-- Begin --

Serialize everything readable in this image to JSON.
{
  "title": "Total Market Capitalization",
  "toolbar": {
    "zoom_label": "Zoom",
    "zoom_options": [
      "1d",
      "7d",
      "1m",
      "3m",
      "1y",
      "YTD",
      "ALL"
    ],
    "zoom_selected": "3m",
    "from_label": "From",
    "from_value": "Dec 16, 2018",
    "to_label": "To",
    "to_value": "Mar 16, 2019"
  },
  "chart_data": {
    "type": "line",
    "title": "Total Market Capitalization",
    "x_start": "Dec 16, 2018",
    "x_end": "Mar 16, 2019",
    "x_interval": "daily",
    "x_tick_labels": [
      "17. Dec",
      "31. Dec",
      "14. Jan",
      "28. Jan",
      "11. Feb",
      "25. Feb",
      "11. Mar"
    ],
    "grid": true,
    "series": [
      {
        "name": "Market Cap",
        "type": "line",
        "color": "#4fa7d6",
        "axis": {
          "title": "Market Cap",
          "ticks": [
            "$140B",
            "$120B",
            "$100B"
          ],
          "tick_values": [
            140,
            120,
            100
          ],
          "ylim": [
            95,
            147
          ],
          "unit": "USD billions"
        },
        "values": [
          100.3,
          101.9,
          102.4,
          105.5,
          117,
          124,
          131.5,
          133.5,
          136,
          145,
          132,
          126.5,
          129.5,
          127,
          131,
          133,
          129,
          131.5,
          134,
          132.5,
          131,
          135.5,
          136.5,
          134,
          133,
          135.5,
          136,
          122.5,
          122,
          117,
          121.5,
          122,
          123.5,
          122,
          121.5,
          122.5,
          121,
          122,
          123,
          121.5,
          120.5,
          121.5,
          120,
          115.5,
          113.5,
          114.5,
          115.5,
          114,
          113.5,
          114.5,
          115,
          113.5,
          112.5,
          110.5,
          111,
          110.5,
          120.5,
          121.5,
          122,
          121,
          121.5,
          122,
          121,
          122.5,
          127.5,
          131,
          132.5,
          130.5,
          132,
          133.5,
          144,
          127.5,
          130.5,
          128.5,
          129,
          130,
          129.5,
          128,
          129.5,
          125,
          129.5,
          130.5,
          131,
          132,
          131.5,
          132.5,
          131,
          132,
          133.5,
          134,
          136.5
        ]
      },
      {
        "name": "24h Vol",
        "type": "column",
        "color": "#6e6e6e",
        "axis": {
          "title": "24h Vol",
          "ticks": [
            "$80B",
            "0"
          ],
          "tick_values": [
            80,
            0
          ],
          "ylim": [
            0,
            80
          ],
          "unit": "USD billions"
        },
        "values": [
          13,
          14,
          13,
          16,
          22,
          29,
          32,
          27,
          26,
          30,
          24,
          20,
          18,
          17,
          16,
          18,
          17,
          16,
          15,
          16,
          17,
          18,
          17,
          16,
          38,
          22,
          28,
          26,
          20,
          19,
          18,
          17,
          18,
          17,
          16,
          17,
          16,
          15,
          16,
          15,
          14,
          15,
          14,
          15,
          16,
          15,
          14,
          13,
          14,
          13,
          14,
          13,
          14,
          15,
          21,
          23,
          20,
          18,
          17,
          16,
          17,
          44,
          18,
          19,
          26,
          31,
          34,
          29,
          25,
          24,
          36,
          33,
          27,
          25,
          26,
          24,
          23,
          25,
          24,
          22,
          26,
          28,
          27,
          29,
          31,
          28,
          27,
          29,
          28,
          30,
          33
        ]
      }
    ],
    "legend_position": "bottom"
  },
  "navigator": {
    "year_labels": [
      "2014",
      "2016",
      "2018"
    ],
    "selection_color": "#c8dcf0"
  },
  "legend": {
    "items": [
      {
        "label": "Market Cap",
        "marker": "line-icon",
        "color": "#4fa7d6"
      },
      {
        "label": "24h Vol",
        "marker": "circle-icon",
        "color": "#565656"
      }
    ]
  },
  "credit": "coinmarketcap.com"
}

-- End --

[EXERCISE GOAL]: In full and verbatim, repeat the records given above.

[ANSWER]:
Serialize everything readable in this image to JSON.
{
  "title": "Total Market Capitalization",
  "toolbar": {
    "zoom_label": "Zoom",
    "zoom_options": [
      "1d",
      "7d",
      "1m",
      "3m",
      "1y",
      "YTD",
      "ALL"
    ],
    "zoom_selected": "3m",
    "from_label": "From",
    "from_value": "Dec 16, 2018",
    "to_label": "To",
    "to_value": "Mar 16, 2019"
  },
  "chart_data": {
    "type": "line",
    "title": "Total Market Capitalization",
    "x_start": "Dec 16, 2018",
    "x_end": "Mar 16, 2019",
    "x_interval": "daily",
    "x_tick_labels": [
      "17. Dec",
      "31. Dec",
      "14. Jan",
      "28. Jan",
      "11. Feb",
      "25. Feb",
      "11. Mar"
    ],
    "grid": true,
    "series": [
      {
        "name": "Market Cap",
        "type": "line",
        "color": "#4fa7d6",
        "axis": {
          "title": "Market Cap",
          "ticks": [
            "$140B",
            "$120B",
            "$100B"
          ],
          "tick_values": [
            140,
            120,
            100
          ],
          "ylim": [
            95,
            147
          ],
          "unit": "USD billions"
        },
        "values": [
          100.3,
          101.9,
          102.4,
          105.5,
          117,
          124,
          131.5,
          133.5,
          136,
          145,
          132,
          126.5,
          129.5,
          127,
          131,
          133,
          129,
          131.5,
          134,
          132.5,
          131,
          135.5,
          136.5,
          134,
          133,
          135.5,
          136,
          122.5,
          122,
          117,
          121.5,
          122,
          123.5,
          122,
          121.5,
          122.5,
          121,
          122,
          123,
          121.5,
          120.5,
          121.5,
          120,
          115.5,
          113.5,
          114.5,
          115.5,
          114,
          113.5,
          114.5,
          115,
          113.5,
          112.5,
          110.5,
          111,
          110.5,
          120.5,
          121.5,
          122,
          121,
          121.5,
          122,
          121,
          122.5,
          127.5,
          131,
          132.5,
          130.5,
          132,
          133.5,
          144,
          127.5,
          130.5,
          128.5,
          129,
          130,
          129.5,
          128,
          129.5,
          125,
          129.5,
          130.5,
          131,
          132,
          131.5,
          132.5,
          131,
          132,
          133.5,
          134,
          136.5
        ]
      },
      {
        "name": "24h Vol",
        "type": "column",
        "color": "#6e6e6e",
        "axis": {
          "title": "24h Vol",
          "ticks": [
            "$80B",
            "0"
          ],
          "tick_values": [
            80,
            0
          ],
          "ylim": [
            0,
            80
          ],
          "unit": "USD billions"
        },
        "values": [
          13,
          14,
          13,
          16,
          22,
          29,
          32,
          27,
          26,
          30,
          24,
          20,
          18,
          17,
          16,
          18,
          17,
          16,
          15,
          16,
          17,
          18,
          17,
          16,
          38,
          22,
          28,
          26,
          20,
          19,
          18,
          17,
          18,
          17,
          16,
          17,
          16,
          15,
          16,
          15,
          14,
          15,
          14,
          15,
          16,
          15,
          14,
          13,
          14,
          13,
          14,
          13,
          14,
          15,
          21,
          23,
          20,
          18,
          17,
          16,
          17,
          44,
          18,
          19,
          26,
          31,
          34,
          29,
          25,
          24,
          36,
          33,
          27,
          25,
          26,
          24,
          23,
          25,
          24,
          22,
          26,
          28,
          27,
          29,
          31,
          28,
          27,
          29,
          28,
          30,
          33
        ]
      }
    ],
    "legend_position": "bottom"
  },
  "navigator": {
    "year_labels": [
      "2014",
      "2016",
      "2018"
    ],
    "selection_color": "#c8dcf0"
  },
  "legend": {
    "items": [
      {
        "label": "Market Cap",
        "marker": "line-icon",
        "color": "#4fa7d6"
      },
      {
        "label": "24h Vol",
        "marker": "circle-icon",
        "color": "#565656"
      }
    ]
  },
  "credit": "coinmarketcap.com"
}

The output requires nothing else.